How many lines of the data include the string "Silty"? State the number and nothing else.

---- DATA PROVIDED

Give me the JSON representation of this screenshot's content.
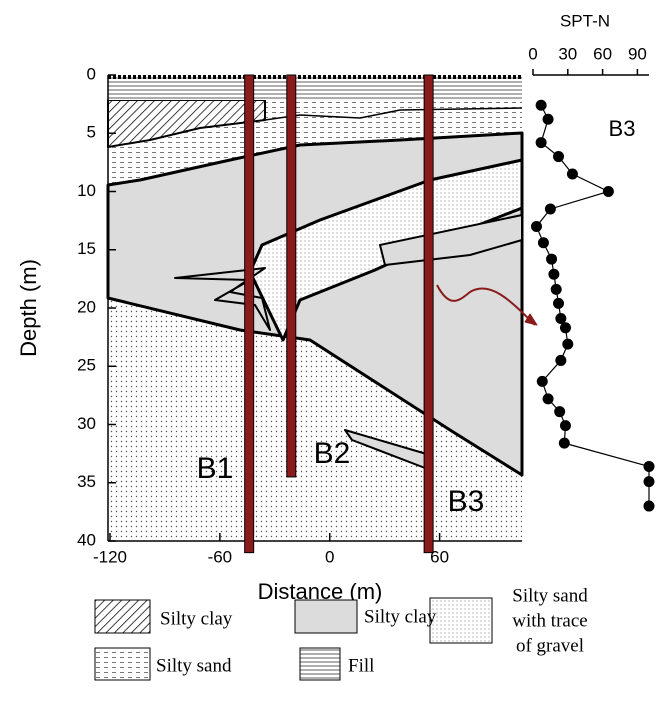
{
  "chart_data": [
    {
      "type": "section",
      "xlabel": "Distance (m)",
      "ylabel": "Depth (m)",
      "xlim": [
        -120,
        105
      ],
      "ylim": [
        0,
        40
      ],
      "xticks": [
        -120,
        -60,
        0,
        60
      ],
      "yticks": [
        0,
        5,
        10,
        15,
        20,
        25,
        30,
        35,
        40
      ],
      "boreholes": [
        {
          "label": "B1",
          "x": -44,
          "bottom": 41
        },
        {
          "label": "B2",
          "x": -21,
          "bottom": 34.5
        },
        {
          "label": "B3",
          "x": 54,
          "bottom": 41
        }
      ],
      "borehole_color": "#8b1a1a"
    },
    {
      "type": "scatter",
      "title": "SPT-N",
      "label": "B3",
      "color": "#000000",
      "x": [
        7,
        13,
        7,
        22,
        34,
        65,
        15,
        3,
        9,
        16,
        18,
        20,
        22,
        24,
        28,
        30,
        24,
        8,
        13,
        23,
        28,
        27,
        100,
        100,
        100
      ],
      "y": [
        2.6,
        3.8,
        5.8,
        7,
        8.5,
        10,
        11.5,
        13,
        14.4,
        15.8,
        17.1,
        18.4,
        19.6,
        20.9,
        21.7,
        23.1,
        24.5,
        26.3,
        27.8,
        28.9,
        30.1,
        31.6,
        33.6,
        34.9,
        37
      ],
      "xlim": [
        0,
        100
      ],
      "xticks": [
        0,
        30,
        60,
        90
      ],
      "ylim": [
        0,
        40
      ]
    }
  ],
  "legend": [
    {
      "label": [
        "Silty clay"
      ]
    },
    {
      "label": [
        "Silty clay"
      ]
    },
    {
      "label": [
        "Silty sand",
        "with trace",
        "of gravel"
      ]
    },
    {
      "label": [
        "Silty sand"
      ]
    },
    {
      "label": [
        "Fill"
      ]
    }
  ]
}
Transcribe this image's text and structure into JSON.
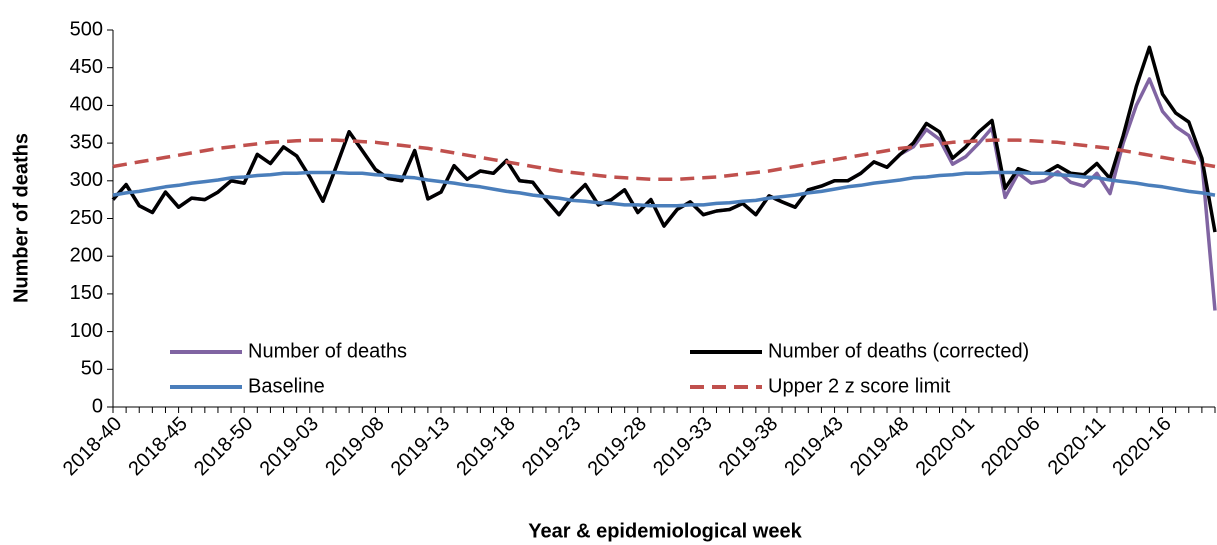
{
  "chart_data": {
    "type": "line",
    "x_label": "Year & epidemiological week",
    "y_label": "Number of deaths",
    "categories": [
      "2018-40",
      null,
      null,
      null,
      null,
      "2018-45",
      null,
      null,
      null,
      null,
      "2018-50",
      null,
      null,
      null,
      null,
      "2019-03",
      null,
      null,
      null,
      null,
      "2019-08",
      null,
      null,
      null,
      null,
      "2019-13",
      null,
      null,
      null,
      null,
      "2019-18",
      null,
      null,
      null,
      null,
      "2019-23",
      null,
      null,
      null,
      null,
      "2019-28",
      null,
      null,
      null,
      null,
      "2019-33",
      null,
      null,
      null,
      null,
      "2019-38",
      null,
      null,
      null,
      null,
      "2019-43",
      null,
      null,
      null,
      null,
      "2019-48",
      null,
      null,
      null,
      null,
      "2020-01",
      null,
      null,
      null,
      null,
      "2020-06",
      null,
      null,
      null,
      null,
      "2020-11",
      null,
      null,
      null,
      null,
      "2020-16",
      null,
      null,
      null,
      null
    ],
    "series": [
      {
        "name": "Number of deaths",
        "color": "#8064a2",
        "dash": false,
        "values": [
          275,
          295,
          267,
          258,
          285,
          265,
          277,
          275,
          285,
          300,
          297,
          335,
          323,
          345,
          333,
          305,
          273,
          318,
          365,
          340,
          315,
          303,
          300,
          340,
          276,
          285,
          320,
          302,
          313,
          310,
          327,
          300,
          298,
          275,
          255,
          278,
          295,
          268,
          275,
          288,
          258,
          275,
          240,
          262,
          272,
          255,
          260,
          262,
          270,
          255,
          280,
          272,
          265,
          288,
          293,
          300,
          300,
          310,
          325,
          318,
          335,
          345,
          368,
          355,
          322,
          332,
          350,
          370,
          278,
          310,
          297,
          300,
          312,
          298,
          293,
          310,
          283,
          350,
          400,
          435,
          392,
          372,
          360,
          325,
          128
        ]
      },
      {
        "name": "Number of deaths (corrected)",
        "color": "#000000",
        "dash": false,
        "values": [
          275,
          295,
          267,
          258,
          285,
          265,
          277,
          275,
          285,
          300,
          297,
          335,
          323,
          345,
          333,
          305,
          273,
          318,
          365,
          340,
          315,
          303,
          300,
          340,
          276,
          285,
          320,
          302,
          313,
          310,
          327,
          300,
          298,
          275,
          255,
          278,
          295,
          268,
          275,
          288,
          258,
          275,
          240,
          262,
          272,
          255,
          260,
          262,
          270,
          255,
          280,
          272,
          265,
          288,
          293,
          300,
          300,
          310,
          325,
          318,
          335,
          350,
          376,
          365,
          330,
          345,
          365,
          380,
          290,
          316,
          310,
          310,
          320,
          310,
          308,
          323,
          303,
          360,
          425,
          477,
          415,
          390,
          378,
          330,
          232
        ]
      },
      {
        "name": "Baseline",
        "color": "#4a7ebb",
        "dash": false,
        "values": [
          281,
          284,
          286,
          289,
          292,
          294,
          297,
          299,
          301,
          304,
          305,
          307,
          308,
          310,
          310,
          311,
          311,
          311,
          310,
          310,
          308,
          307,
          305,
          304,
          301,
          299,
          297,
          294,
          292,
          289,
          286,
          284,
          281,
          279,
          277,
          274,
          273,
          271,
          270,
          268,
          268,
          267,
          267,
          267,
          268,
          268,
          270,
          271,
          273,
          274,
          277,
          279,
          281,
          284,
          286,
          289,
          292,
          294,
          297,
          299,
          301,
          304,
          305,
          307,
          308,
          310,
          310,
          311,
          311,
          311,
          310,
          310,
          308,
          307,
          305,
          304,
          301,
          299,
          297,
          294,
          292,
          289,
          286,
          284,
          281
        ]
      },
      {
        "name": "Upper 2 z score limit",
        "color": "#c0504d",
        "dash": true,
        "values": [
          319,
          322,
          325,
          328,
          331,
          334,
          337,
          340,
          343,
          345,
          347,
          349,
          351,
          352,
          353,
          354,
          354,
          354,
          353,
          352,
          351,
          349,
          347,
          345,
          343,
          340,
          337,
          334,
          331,
          328,
          325,
          322,
          319,
          316,
          313,
          311,
          309,
          307,
          305,
          304,
          303,
          302,
          302,
          302,
          303,
          304,
          305,
          307,
          309,
          311,
          313,
          316,
          319,
          322,
          325,
          328,
          331,
          334,
          337,
          340,
          343,
          345,
          347,
          349,
          351,
          352,
          353,
          354,
          354,
          354,
          353,
          352,
          351,
          349,
          347,
          345,
          343,
          340,
          337,
          334,
          331,
          328,
          325,
          322,
          319
        ]
      }
    ],
    "ylim": [
      0,
      500
    ],
    "yticks": [
      0,
      50,
      100,
      150,
      200,
      250,
      300,
      350,
      400,
      450,
      500
    ],
    "grid": false
  }
}
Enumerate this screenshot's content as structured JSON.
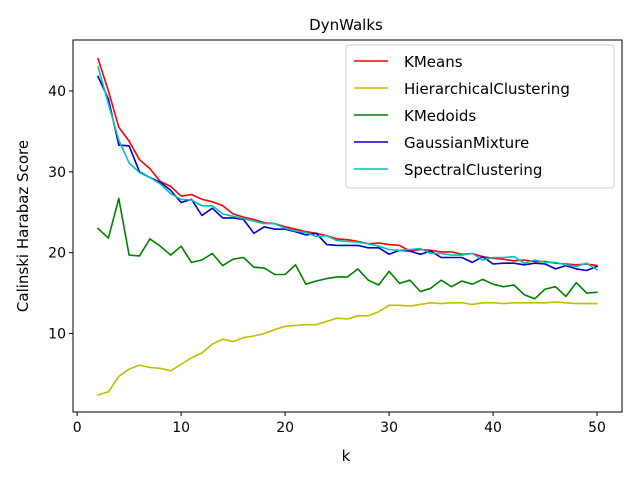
{
  "chart_data": {
    "type": "line",
    "title": "DynWalks",
    "xlabel": "k",
    "ylabel": "Calinski Harabaz Score",
    "xlim": [
      -0.4,
      52.4
    ],
    "ylim": [
      0.3,
      46.3
    ],
    "xticks": [
      0,
      10,
      20,
      30,
      40,
      50
    ],
    "yticks": [
      10,
      20,
      30,
      40
    ],
    "grid": false,
    "legend_position": "top-right",
    "x": [
      2,
      3,
      4,
      5,
      6,
      7,
      8,
      9,
      10,
      11,
      12,
      13,
      14,
      15,
      16,
      17,
      18,
      19,
      20,
      21,
      22,
      23,
      24,
      25,
      26,
      27,
      28,
      29,
      30,
      31,
      32,
      33,
      34,
      35,
      36,
      37,
      38,
      39,
      40,
      41,
      42,
      43,
      44,
      45,
      46,
      47,
      48,
      49,
      50
    ],
    "series": [
      {
        "name": "KMeans",
        "color": "#ff0000",
        "values": [
          44.0,
          40.0,
          35.5,
          33.8,
          31.5,
          30.4,
          28.8,
          28.2,
          27.0,
          27.2,
          26.6,
          26.3,
          25.8,
          24.8,
          24.4,
          24.1,
          23.7,
          23.6,
          23.2,
          22.9,
          22.6,
          22.4,
          22.1,
          21.7,
          21.6,
          21.4,
          21.1,
          21.2,
          21.0,
          20.9,
          20.2,
          20.4,
          20.3,
          20.1,
          20.1,
          19.8,
          19.9,
          19.5,
          19.3,
          19.2,
          19.0,
          19.1,
          18.9,
          18.9,
          18.7,
          18.6,
          18.5,
          18.6,
          18.4
        ]
      },
      {
        "name": "HierarchicalClustering",
        "color": "#bfbf00",
        "values": [
          2.4,
          2.8,
          4.7,
          5.6,
          6.1,
          5.8,
          5.7,
          5.4,
          6.2,
          7.0,
          7.6,
          8.7,
          9.3,
          9.0,
          9.5,
          9.7,
          10.0,
          10.5,
          10.9,
          11.0,
          11.1,
          11.1,
          11.5,
          11.9,
          11.8,
          12.2,
          12.2,
          12.7,
          13.5,
          13.5,
          13.4,
          13.6,
          13.8,
          13.7,
          13.8,
          13.8,
          13.6,
          13.8,
          13.8,
          13.7,
          13.8,
          13.8,
          13.8,
          13.8,
          13.9,
          13.8,
          13.7,
          13.7,
          13.7
        ]
      },
      {
        "name": "KMedoids",
        "color": "#008000",
        "values": [
          23.0,
          21.8,
          26.7,
          19.7,
          19.6,
          21.7,
          20.8,
          19.7,
          20.8,
          18.8,
          19.1,
          19.9,
          18.4,
          19.2,
          19.4,
          18.2,
          18.1,
          17.3,
          17.3,
          18.5,
          16.1,
          16.5,
          16.8,
          17.0,
          17.0,
          18.0,
          16.6,
          16.0,
          17.7,
          16.2,
          16.6,
          15.2,
          15.6,
          16.6,
          15.8,
          16.5,
          16.1,
          16.7,
          16.1,
          15.8,
          16.0,
          14.8,
          14.3,
          15.5,
          15.8,
          14.6,
          16.3,
          15.0,
          15.1
        ]
      },
      {
        "name": "GaussianMixture",
        "color": "#0000cc",
        "values": [
          41.8,
          39.0,
          33.3,
          33.2,
          30.0,
          29.3,
          28.7,
          27.7,
          26.2,
          26.6,
          24.6,
          25.5,
          24.3,
          24.3,
          24.1,
          22.4,
          23.2,
          22.9,
          22.9,
          22.6,
          22.2,
          22.4,
          21.0,
          20.9,
          20.9,
          20.9,
          20.6,
          20.6,
          19.8,
          20.3,
          20.2,
          19.8,
          20.2,
          19.4,
          19.4,
          19.4,
          18.8,
          19.5,
          18.6,
          18.7,
          18.7,
          18.5,
          18.7,
          18.6,
          18.0,
          18.4,
          18.0,
          17.8,
          18.3
        ]
      },
      {
        "name": "SpectralClustering",
        "color": "#00bfbf",
        "values": [
          43.0,
          38.4,
          33.9,
          31.1,
          29.9,
          29.3,
          28.5,
          27.3,
          26.6,
          26.5,
          25.8,
          25.8,
          24.8,
          24.5,
          24.2,
          23.9,
          23.6,
          23.6,
          23.0,
          22.7,
          22.5,
          22.0,
          22.1,
          21.5,
          21.4,
          21.3,
          21.1,
          20.8,
          20.4,
          20.3,
          20.4,
          20.5,
          19.9,
          19.9,
          19.7,
          19.7,
          19.9,
          19.1,
          19.4,
          19.4,
          19.5,
          18.7,
          19.1,
          18.8,
          18.8,
          18.5,
          18.3,
          18.7,
          17.9
        ]
      }
    ]
  }
}
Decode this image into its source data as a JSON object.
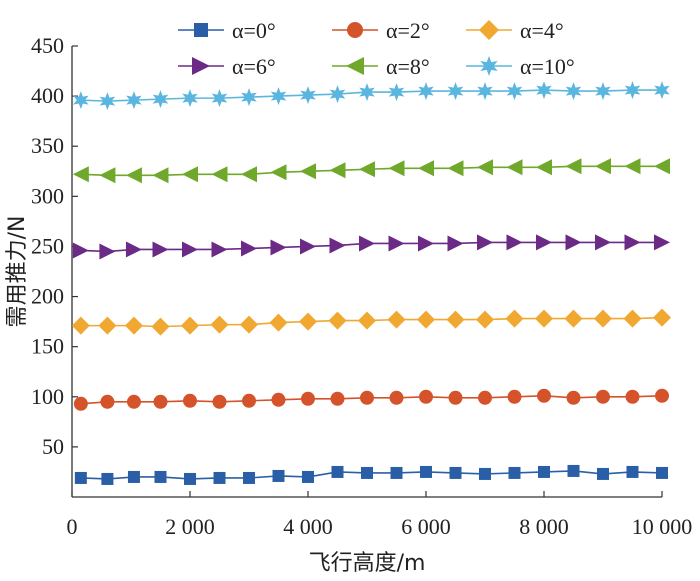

--------

WRITTEN SOLUTION: 4